● **Stated problem**
Copy out every line of the records that contains the string "checkout". Count a match only when the letter case is identical.

● **Provided data**
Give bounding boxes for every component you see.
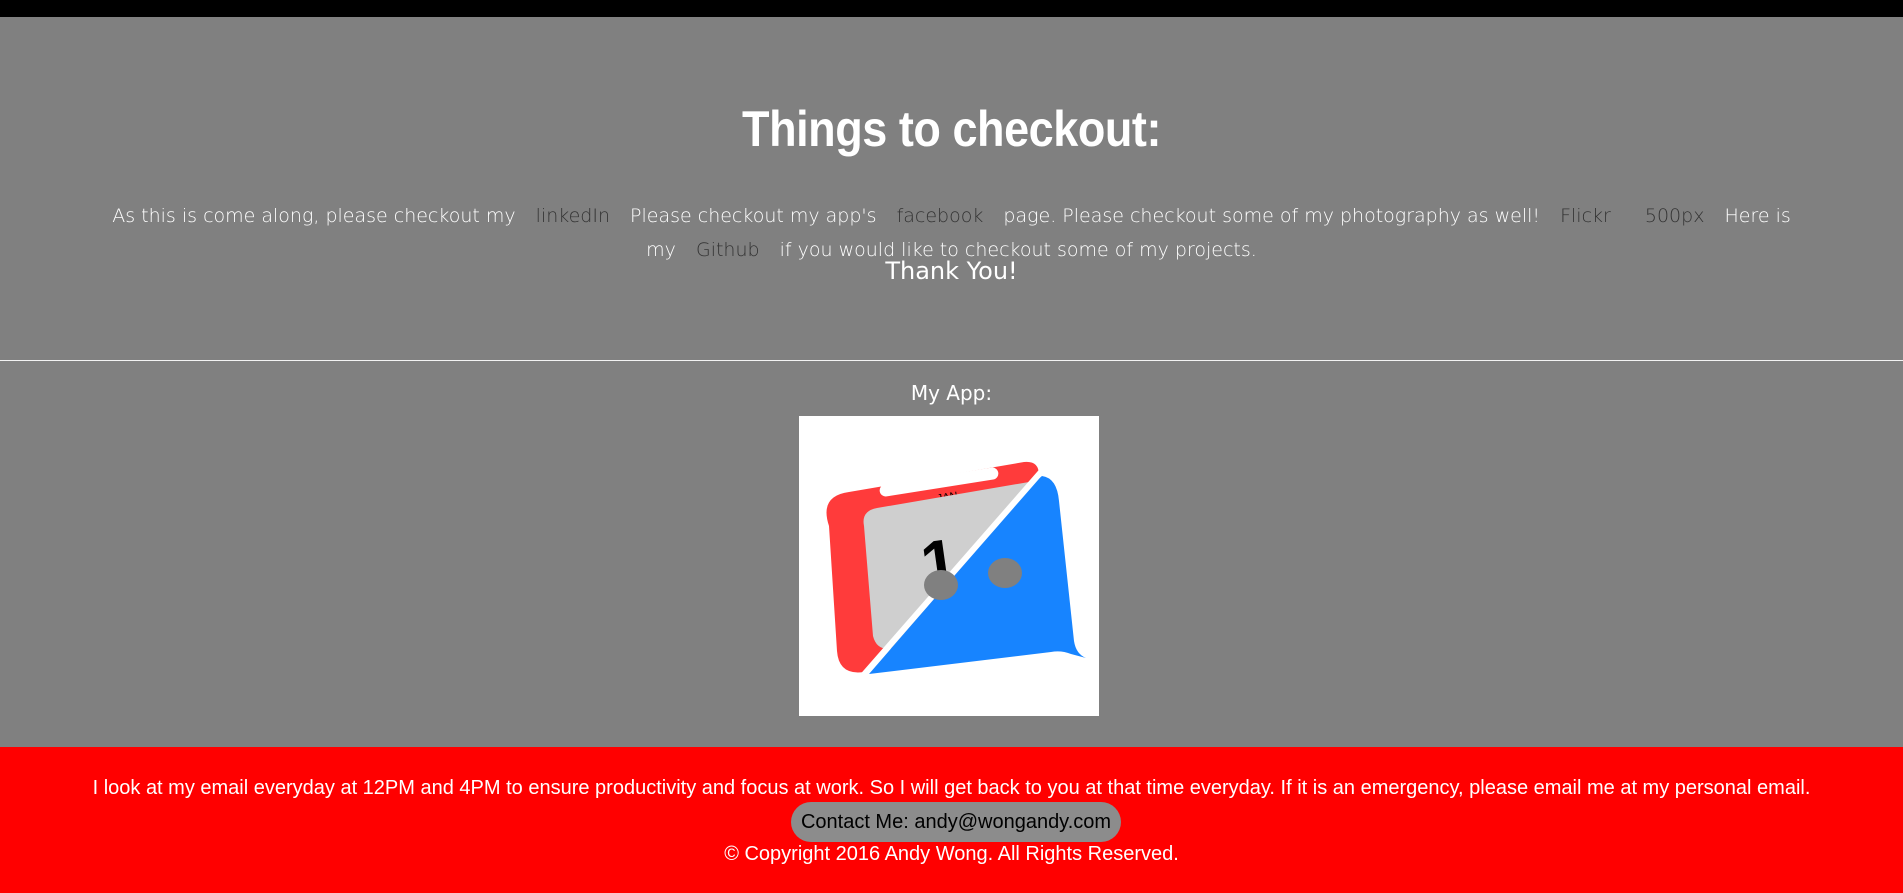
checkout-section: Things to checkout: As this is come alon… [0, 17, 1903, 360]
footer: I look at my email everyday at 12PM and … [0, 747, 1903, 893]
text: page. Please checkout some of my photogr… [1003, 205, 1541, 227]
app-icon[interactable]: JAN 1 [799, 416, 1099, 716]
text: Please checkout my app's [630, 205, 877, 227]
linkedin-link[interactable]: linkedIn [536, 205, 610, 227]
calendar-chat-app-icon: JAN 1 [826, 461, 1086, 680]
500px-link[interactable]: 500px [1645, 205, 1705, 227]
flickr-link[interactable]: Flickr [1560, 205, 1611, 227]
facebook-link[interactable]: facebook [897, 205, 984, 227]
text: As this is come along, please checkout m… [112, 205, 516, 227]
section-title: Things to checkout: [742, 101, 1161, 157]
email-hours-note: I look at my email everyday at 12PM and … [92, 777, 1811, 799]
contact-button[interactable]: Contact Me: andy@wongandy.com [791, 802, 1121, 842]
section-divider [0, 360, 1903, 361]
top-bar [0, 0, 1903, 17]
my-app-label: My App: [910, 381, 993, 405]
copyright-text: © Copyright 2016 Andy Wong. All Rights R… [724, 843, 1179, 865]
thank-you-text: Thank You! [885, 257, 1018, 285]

● **Response to this task**
checkout-section: Things to checkout: As this is come alon… [0, 17, 1903, 360]
text: page. Please checkout some of my photogr… [1003, 205, 1541, 227]
text: Please checkout my app's [630, 205, 877, 227]
text: As this is come along, please checkout m… [112, 205, 516, 227]
section-title: Things to checkout: [742, 101, 1161, 157]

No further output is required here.